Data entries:
[start]

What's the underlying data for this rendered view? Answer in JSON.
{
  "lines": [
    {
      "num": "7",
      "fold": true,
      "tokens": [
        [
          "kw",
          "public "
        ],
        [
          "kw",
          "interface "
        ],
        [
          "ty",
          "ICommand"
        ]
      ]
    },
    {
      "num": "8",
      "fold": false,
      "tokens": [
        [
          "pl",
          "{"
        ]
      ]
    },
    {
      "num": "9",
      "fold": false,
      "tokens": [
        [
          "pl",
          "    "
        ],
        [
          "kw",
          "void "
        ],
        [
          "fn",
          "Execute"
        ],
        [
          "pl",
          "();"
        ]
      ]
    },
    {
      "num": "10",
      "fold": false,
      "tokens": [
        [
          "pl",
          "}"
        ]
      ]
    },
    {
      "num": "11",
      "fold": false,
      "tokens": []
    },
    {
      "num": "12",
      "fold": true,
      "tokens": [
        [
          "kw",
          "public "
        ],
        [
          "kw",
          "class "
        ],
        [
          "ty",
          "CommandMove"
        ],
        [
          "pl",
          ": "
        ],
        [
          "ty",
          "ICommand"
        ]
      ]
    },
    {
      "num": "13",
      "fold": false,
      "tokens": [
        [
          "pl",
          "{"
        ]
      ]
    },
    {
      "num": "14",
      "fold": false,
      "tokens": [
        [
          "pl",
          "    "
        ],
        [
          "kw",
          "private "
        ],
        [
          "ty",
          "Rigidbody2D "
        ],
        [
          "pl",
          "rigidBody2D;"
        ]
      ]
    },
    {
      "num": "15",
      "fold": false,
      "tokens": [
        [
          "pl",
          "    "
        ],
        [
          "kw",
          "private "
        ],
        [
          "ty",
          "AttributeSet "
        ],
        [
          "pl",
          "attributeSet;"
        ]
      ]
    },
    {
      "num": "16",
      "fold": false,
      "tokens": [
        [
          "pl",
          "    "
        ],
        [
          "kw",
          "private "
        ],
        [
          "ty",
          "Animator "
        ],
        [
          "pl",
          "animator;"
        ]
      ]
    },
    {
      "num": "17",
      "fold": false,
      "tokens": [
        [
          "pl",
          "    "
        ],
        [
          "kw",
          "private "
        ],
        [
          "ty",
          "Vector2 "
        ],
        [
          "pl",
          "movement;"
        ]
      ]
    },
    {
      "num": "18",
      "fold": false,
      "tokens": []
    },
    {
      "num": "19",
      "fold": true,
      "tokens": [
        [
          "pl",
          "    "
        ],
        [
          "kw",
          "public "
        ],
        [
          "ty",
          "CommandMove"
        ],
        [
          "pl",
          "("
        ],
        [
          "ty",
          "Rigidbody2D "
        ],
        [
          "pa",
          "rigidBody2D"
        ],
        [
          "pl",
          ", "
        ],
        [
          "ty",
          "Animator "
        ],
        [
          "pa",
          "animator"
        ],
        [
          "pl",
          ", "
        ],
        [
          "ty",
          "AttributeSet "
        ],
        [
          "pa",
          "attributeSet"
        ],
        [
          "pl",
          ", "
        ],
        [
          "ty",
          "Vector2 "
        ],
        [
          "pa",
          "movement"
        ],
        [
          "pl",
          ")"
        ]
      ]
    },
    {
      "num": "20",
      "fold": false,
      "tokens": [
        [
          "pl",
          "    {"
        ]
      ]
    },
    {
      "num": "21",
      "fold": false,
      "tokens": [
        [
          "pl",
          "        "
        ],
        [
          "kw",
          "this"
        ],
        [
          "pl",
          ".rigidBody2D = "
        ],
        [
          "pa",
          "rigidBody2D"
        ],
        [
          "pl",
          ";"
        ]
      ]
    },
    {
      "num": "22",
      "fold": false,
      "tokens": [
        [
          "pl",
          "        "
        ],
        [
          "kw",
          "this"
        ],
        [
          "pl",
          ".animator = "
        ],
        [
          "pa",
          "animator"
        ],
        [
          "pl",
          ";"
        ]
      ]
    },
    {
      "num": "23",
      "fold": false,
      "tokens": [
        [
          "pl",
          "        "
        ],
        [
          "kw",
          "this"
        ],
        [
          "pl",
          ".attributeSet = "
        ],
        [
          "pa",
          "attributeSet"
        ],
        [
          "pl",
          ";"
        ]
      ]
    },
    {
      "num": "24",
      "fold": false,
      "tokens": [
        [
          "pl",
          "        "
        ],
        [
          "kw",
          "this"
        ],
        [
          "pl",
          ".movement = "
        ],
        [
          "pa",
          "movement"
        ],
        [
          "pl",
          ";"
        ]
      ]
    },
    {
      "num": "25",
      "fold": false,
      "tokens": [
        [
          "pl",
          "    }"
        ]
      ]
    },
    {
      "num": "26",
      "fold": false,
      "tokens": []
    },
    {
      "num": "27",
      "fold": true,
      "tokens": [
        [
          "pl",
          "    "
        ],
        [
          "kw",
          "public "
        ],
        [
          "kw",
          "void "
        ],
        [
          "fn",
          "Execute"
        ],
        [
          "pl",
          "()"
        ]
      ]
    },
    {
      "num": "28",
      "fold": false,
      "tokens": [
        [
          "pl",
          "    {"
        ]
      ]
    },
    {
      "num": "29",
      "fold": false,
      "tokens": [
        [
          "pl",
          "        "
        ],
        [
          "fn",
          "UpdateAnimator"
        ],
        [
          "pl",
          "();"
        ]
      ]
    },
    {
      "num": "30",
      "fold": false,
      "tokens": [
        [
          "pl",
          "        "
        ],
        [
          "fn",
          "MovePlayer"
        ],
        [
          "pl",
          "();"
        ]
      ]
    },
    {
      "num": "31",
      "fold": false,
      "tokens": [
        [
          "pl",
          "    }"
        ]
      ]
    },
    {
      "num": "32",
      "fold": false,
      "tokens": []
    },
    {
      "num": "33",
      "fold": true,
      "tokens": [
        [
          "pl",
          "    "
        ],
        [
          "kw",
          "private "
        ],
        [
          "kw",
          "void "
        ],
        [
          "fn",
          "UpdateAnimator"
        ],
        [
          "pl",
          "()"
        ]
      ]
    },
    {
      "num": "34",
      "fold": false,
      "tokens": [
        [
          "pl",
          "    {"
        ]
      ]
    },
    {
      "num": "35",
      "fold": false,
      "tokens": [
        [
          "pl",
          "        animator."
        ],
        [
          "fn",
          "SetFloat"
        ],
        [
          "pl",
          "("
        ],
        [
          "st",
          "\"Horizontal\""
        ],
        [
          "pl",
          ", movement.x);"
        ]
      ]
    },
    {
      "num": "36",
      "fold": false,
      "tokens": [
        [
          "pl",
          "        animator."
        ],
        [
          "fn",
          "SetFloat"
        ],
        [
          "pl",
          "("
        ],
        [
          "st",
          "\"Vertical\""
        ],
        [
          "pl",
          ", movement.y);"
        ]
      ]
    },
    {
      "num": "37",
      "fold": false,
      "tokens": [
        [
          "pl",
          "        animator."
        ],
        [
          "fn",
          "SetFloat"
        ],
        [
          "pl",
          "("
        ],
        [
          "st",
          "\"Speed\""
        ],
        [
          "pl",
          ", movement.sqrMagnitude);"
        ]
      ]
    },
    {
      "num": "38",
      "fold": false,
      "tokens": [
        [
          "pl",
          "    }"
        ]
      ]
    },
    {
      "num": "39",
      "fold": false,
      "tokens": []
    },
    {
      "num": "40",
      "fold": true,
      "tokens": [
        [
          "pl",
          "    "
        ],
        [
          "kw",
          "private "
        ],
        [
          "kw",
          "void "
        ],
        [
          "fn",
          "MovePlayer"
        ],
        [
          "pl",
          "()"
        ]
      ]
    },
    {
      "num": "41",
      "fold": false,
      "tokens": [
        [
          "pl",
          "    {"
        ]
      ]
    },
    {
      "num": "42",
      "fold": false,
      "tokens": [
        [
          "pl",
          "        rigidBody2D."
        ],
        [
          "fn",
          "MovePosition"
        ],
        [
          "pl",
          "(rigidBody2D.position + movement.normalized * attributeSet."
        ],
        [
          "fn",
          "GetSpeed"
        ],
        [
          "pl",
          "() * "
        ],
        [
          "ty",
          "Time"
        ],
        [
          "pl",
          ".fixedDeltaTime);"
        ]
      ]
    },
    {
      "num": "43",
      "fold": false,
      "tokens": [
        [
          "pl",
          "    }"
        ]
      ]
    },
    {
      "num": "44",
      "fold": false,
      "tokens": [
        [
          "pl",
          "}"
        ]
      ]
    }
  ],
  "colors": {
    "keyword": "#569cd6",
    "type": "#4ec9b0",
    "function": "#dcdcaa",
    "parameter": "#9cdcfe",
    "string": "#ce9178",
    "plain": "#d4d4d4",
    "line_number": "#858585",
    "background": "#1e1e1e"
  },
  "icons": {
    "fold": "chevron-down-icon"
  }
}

[end]

Among the records above, find each line holding the string "movement" and pull it out.

          "movement;"
          "movement"
          ".movement = "
          "movement"
          ", movement.x);"
          ", movement.y);"
          ", movement.sqrMagnitude);"
          "(rigidBody2D.position + movement.normalized * attributeSet."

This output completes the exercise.